§ Dataset records
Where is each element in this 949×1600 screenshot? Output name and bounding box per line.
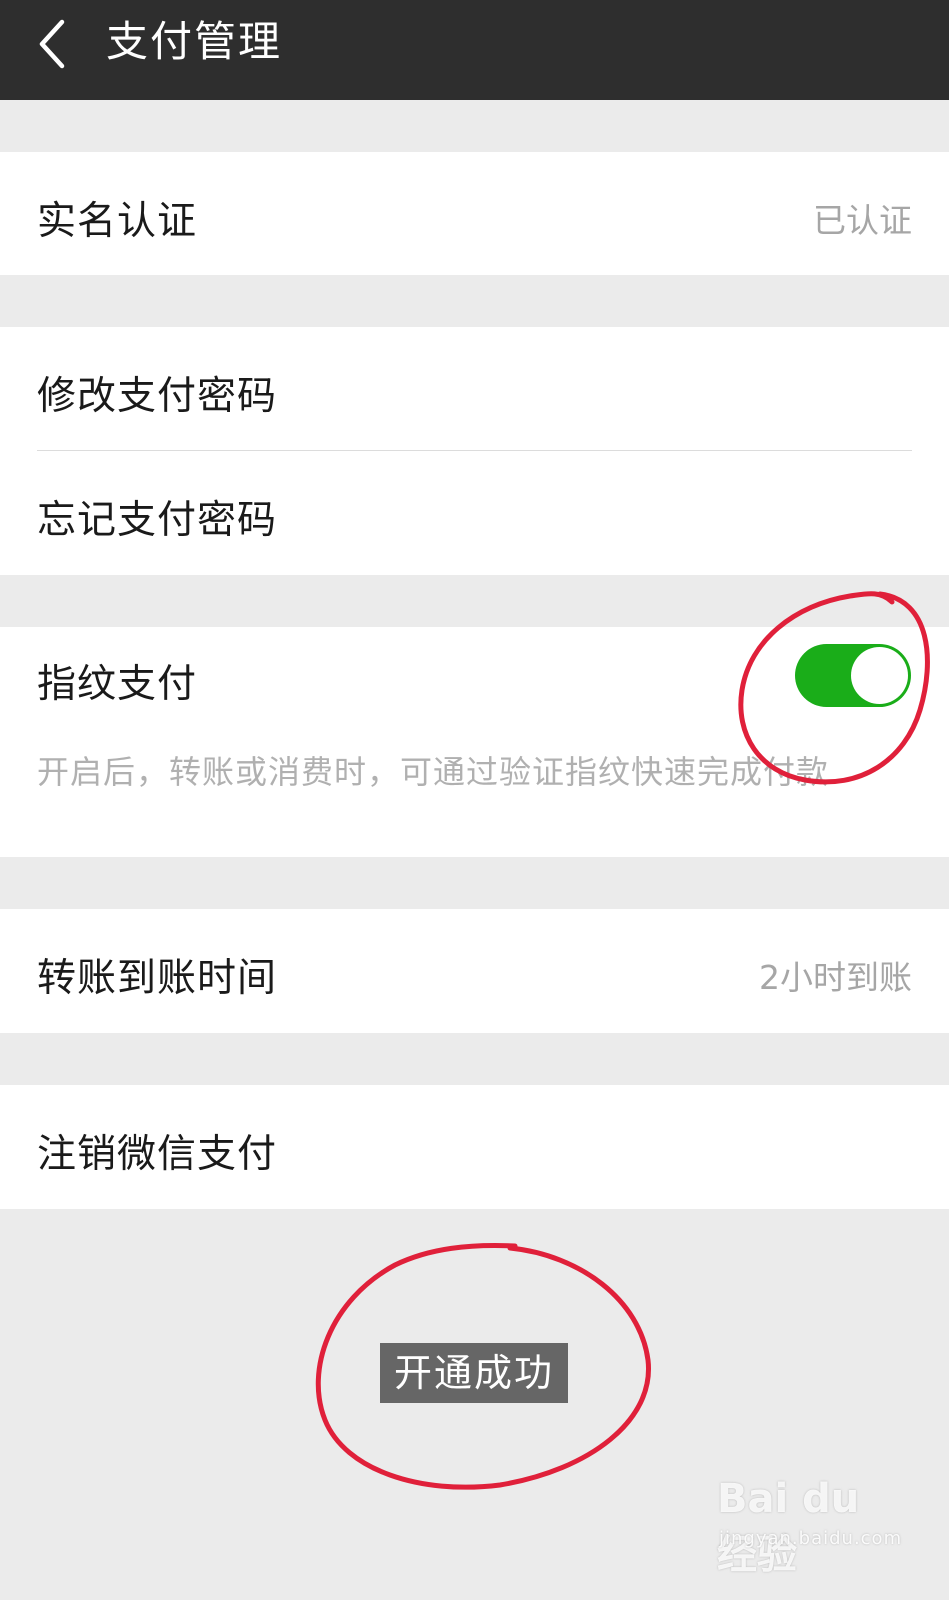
watermark-url: jingyan.baidu.com <box>719 1528 903 1549</box>
forgot-password-label: 忘记支付密码 <box>37 498 278 543</box>
transfer-time-row[interactable]: 转账到账时间 2小时到账 <box>0 909 949 1033</box>
fingerprint-row: 指纹支付 <box>0 627 949 737</box>
verification-group: 实名认证 已认证 <box>0 152 949 275</box>
change-password-label: 修改支付密码 <box>37 374 278 419</box>
top-bar: 支付管理 <box>0 0 949 100</box>
cancel-pay-group: 注销微信支付 <box>0 1085 949 1209</box>
toggle-knob <box>851 647 908 704</box>
page-title: 支付管理 <box>106 17 283 66</box>
transfer-time-label: 转账到账时间 <box>37 956 278 1001</box>
fingerprint-toggle[interactable] <box>795 644 911 707</box>
fingerprint-description: 开启后，转账或消费时，可通过验证指纹快速完成付款 <box>37 753 830 791</box>
fingerprint-group: 指纹支付 开启后，转账或消费时，可通过验证指纹快速完成付款 <box>0 627 949 857</box>
fingerprint-label: 指纹支付 <box>37 662 198 707</box>
transfer-time-group: 转账到账时间 2小时到账 <box>0 909 949 1033</box>
verification-status: 已认证 <box>813 201 912 240</box>
verification-label: 实名认证 <box>37 199 198 244</box>
cancel-pay-row[interactable]: 注销微信支付 <box>0 1085 949 1209</box>
change-password-row[interactable]: 修改支付密码 <box>0 327 949 451</box>
baidu-jingyan-watermark: Bai du 经验 jingyan.baidu.com <box>717 1468 901 1578</box>
chevron-left-icon[interactable] <box>34 14 74 74</box>
password-group: 修改支付密码 忘记支付密码 <box>0 327 949 575</box>
cancel-pay-label: 注销微信支付 <box>37 1132 278 1177</box>
transfer-time-value: 2小时到账 <box>759 958 912 997</box>
verification-row[interactable]: 实名认证 已认证 <box>0 152 949 275</box>
forgot-password-row[interactable]: 忘记支付密码 <box>0 451 949 575</box>
success-toast: 开通成功 <box>380 1343 568 1403</box>
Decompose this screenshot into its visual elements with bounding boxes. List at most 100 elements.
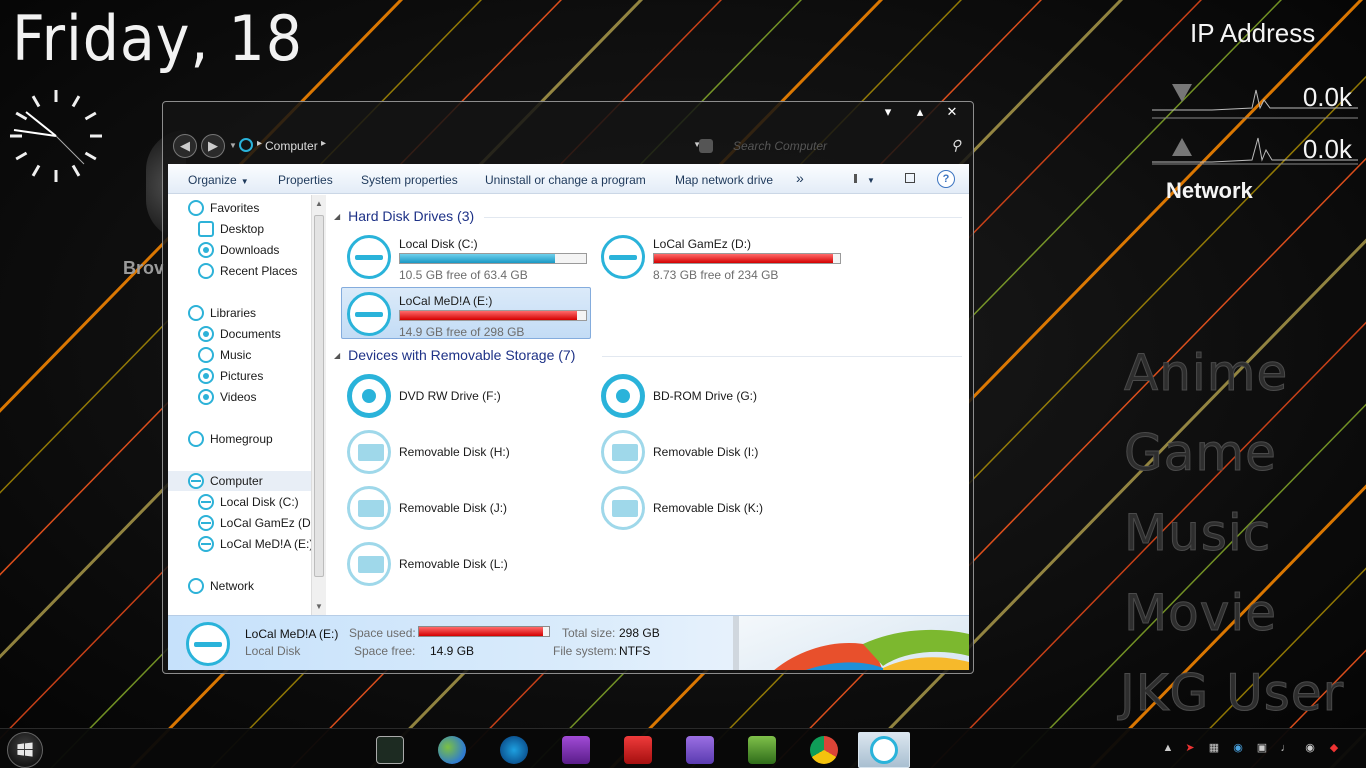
- action-center-icon[interactable]: ▦: [1208, 742, 1220, 754]
- drive-usage-bar: [653, 253, 841, 264]
- view-options-button[interactable]: ▼: [848, 172, 875, 186]
- upload-meter: 0.0k: [1152, 130, 1358, 174]
- refresh-icon[interactable]: [699, 139, 713, 153]
- nav-favorites[interactable]: Favorites: [188, 198, 259, 218]
- download-meter: 0.0k: [1152, 78, 1358, 122]
- properties-button[interactable]: Properties: [278, 173, 333, 187]
- ip-address-title: IP Address: [1190, 18, 1316, 48]
- collapse-icon[interactable]: ◢: [334, 351, 340, 360]
- taskbar-chrome[interactable]: [798, 732, 850, 768]
- nav-network[interactable]: Network: [188, 576, 254, 596]
- nav-downloads[interactable]: Downloads: [198, 240, 279, 260]
- search-input[interactable]: Search Computer ⚲: [695, 136, 965, 156]
- collapse-icon[interactable]: ◢: [334, 212, 340, 221]
- search-icon[interactable]: ⚲: [951, 137, 961, 154]
- forward-button[interactable]: ▶: [201, 134, 225, 158]
- scroll-down-icon[interactable]: ▼: [315, 602, 323, 611]
- hard-drive-icon: [186, 622, 230, 666]
- close-button[interactable]: ✕: [945, 104, 959, 120]
- scroll-thumb[interactable]: [314, 215, 324, 577]
- nav-drive-c[interactable]: Local Disk (C:): [198, 492, 299, 512]
- device-tile-k[interactable]: Removable Disk (K:): [596, 482, 846, 534]
- address-bar[interactable]: ▸ Computer ▸ ▼: [235, 136, 701, 156]
- show-hidden-icons-icon[interactable]: ▲: [1162, 742, 1174, 754]
- nav-drive-d[interactable]: LoCal GamEz (D:): [198, 513, 318, 533]
- device-name: Removable Disk (J:): [399, 501, 508, 515]
- uninstall-program-button[interactable]: Uninstall or change a program: [485, 173, 646, 187]
- nav-label: Local Disk (C:): [220, 495, 299, 509]
- nav-music[interactable]: Music: [198, 345, 251, 365]
- explorer-content: Organize ▼ Properties System properties U…: [168, 164, 969, 670]
- taskbar-px-player[interactable]: [550, 732, 602, 768]
- system-properties-button[interactable]: System properties: [361, 173, 458, 187]
- details-pane: LoCal MeD!A (E:) Local Disk Space used: …: [168, 615, 969, 670]
- breadcrumb-arrow-icon[interactable]: ▸: [321, 138, 326, 149]
- nav-recent-places[interactable]: Recent Places: [198, 261, 297, 281]
- scroll-up-icon[interactable]: ▲: [315, 199, 323, 208]
- nav-homegroup[interactable]: Homegroup: [188, 429, 273, 449]
- group-removable-storage[interactable]: ◢ Devices with Removable Storage (7): [334, 347, 575, 363]
- drive-free-space: 14.9 GB free of 298 GB: [399, 325, 525, 339]
- hard-drive-icon: [198, 536, 214, 552]
- device-tile-f[interactable]: DVD RW Drive (F:): [342, 370, 592, 422]
- volume-icon[interactable]: ♩: [1280, 742, 1292, 754]
- drive-name: Local Disk (C:): [399, 237, 478, 251]
- nav-videos[interactable]: Videos: [198, 387, 256, 407]
- taskbar-cpu-z[interactable]: [674, 732, 726, 768]
- more-commands-button[interactable]: »: [796, 170, 804, 186]
- group-hard-disk-drives[interactable]: ◢ Hard Disk Drives (3): [334, 208, 474, 224]
- nav-libraries[interactable]: Libraries: [188, 303, 256, 323]
- water-drop-icon[interactable]: ◉: [1304, 742, 1316, 754]
- help-button[interactable]: ?: [937, 170, 955, 188]
- map-network-drive-button[interactable]: Map network drive: [675, 173, 773, 187]
- nav-pictures[interactable]: Pictures: [198, 366, 263, 386]
- device-tile-h[interactable]: Removable Disk (H:): [342, 426, 592, 478]
- device-tile-g[interactable]: BD-ROM Drive (G:): [596, 370, 846, 422]
- tray-network-app-icon[interactable]: ◉: [1232, 742, 1244, 754]
- view-icon: [848, 174, 857, 183]
- breadcrumb-arrow-icon[interactable]: ▸: [257, 138, 262, 149]
- nav-label: Music: [220, 348, 252, 362]
- preview-pane-icon: [905, 173, 915, 183]
- nav-drive-e[interactable]: LoCal MeD!A (E:): [198, 534, 313, 554]
- space-free-label: Space free:: [354, 644, 416, 658]
- minimize-button[interactable]: ▾: [881, 104, 895, 120]
- device-tile-j[interactable]: Removable Disk (J:): [342, 482, 592, 534]
- drive-tile-e[interactable]: LoCal MeD!A (E:) 14.9 GB free of 298 GB: [341, 287, 591, 339]
- desktop-shortcut-music[interactable]: Music: [1123, 504, 1271, 563]
- device-tile-i[interactable]: Removable Disk (I:): [596, 426, 846, 478]
- space-free-value: 14.9 GB: [430, 644, 475, 658]
- network-status-icon[interactable]: ▣: [1256, 742, 1268, 754]
- desktop-shortcut-jkg-user[interactable]: JKG User: [1119, 664, 1344, 723]
- taskbar-resource-monitor[interactable]: [364, 732, 416, 768]
- tray-app-icon[interactable]: ➤: [1184, 742, 1196, 754]
- navigation-pane: Favorites Desktop Downloads Recent Place…: [168, 195, 318, 615]
- breadcrumb-computer[interactable]: Computer: [265, 139, 318, 153]
- start-button[interactable]: [7, 732, 43, 768]
- preview-pane-button[interactable]: [905, 172, 915, 186]
- network-icon: [188, 578, 204, 594]
- nav-documents[interactable]: Documents: [198, 324, 281, 344]
- maximize-button[interactable]: ▴: [913, 104, 927, 120]
- tray-shield-icon[interactable]: ◆: [1328, 742, 1340, 754]
- desktop-shortcut-game[interactable]: Game: [1124, 424, 1277, 483]
- nav-scrollbar[interactable]: ▲ ▼: [311, 195, 326, 615]
- taskbar-flash[interactable]: [612, 732, 664, 768]
- nav-desktop[interactable]: Desktop: [198, 219, 264, 239]
- organize-button[interactable]: Organize ▼: [188, 173, 249, 187]
- drive-tile-d[interactable]: LoCal GamEz (D:) 8.73 GB free of 234 GB: [596, 231, 846, 283]
- clock-tick: [84, 111, 97, 121]
- nav-label: LoCal GamEz (D:): [220, 516, 319, 530]
- back-button[interactable]: ◀: [173, 134, 197, 158]
- device-name: Removable Disk (K:): [653, 501, 764, 515]
- taskbar-gpu-tool[interactable]: [736, 732, 788, 768]
- taskbar-messenger[interactable]: [426, 732, 478, 768]
- taskbar-media-player[interactable]: [488, 732, 540, 768]
- desktop-shortcut-movie[interactable]: Movie: [1124, 584, 1277, 643]
- device-tile-l[interactable]: Removable Disk (L:): [342, 538, 592, 590]
- device-name: Removable Disk (H:): [399, 445, 510, 459]
- desktop-shortcut-anime[interactable]: Anime: [1123, 344, 1288, 403]
- nav-computer[interactable]: Computer: [168, 471, 311, 491]
- taskbar-explorer[interactable]: [858, 732, 910, 768]
- drive-tile-c[interactable]: Local Disk (C:) 10.5 GB free of 63.4 GB: [342, 231, 592, 283]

§ Set exercise
Please copy the lines of the first item, from the line with "watermark-url: jingyan.baidu.com <box>719" to the line with "verification-group: 实名认证 已认证", inclusive.

§ Written solution
watermark-url: jingyan.baidu.com <box>719 1528 903 1549</box>
forgot-password-label: 忘记支付密码 <box>37 498 278 543</box>
transfer-time-row[interactable]: 转账到账时间 2小时到账 <box>0 909 949 1033</box>
fingerprint-row: 指纹支付 <box>0 627 949 737</box>
verification-group: 实名认证 已认证 <box>0 152 949 275</box>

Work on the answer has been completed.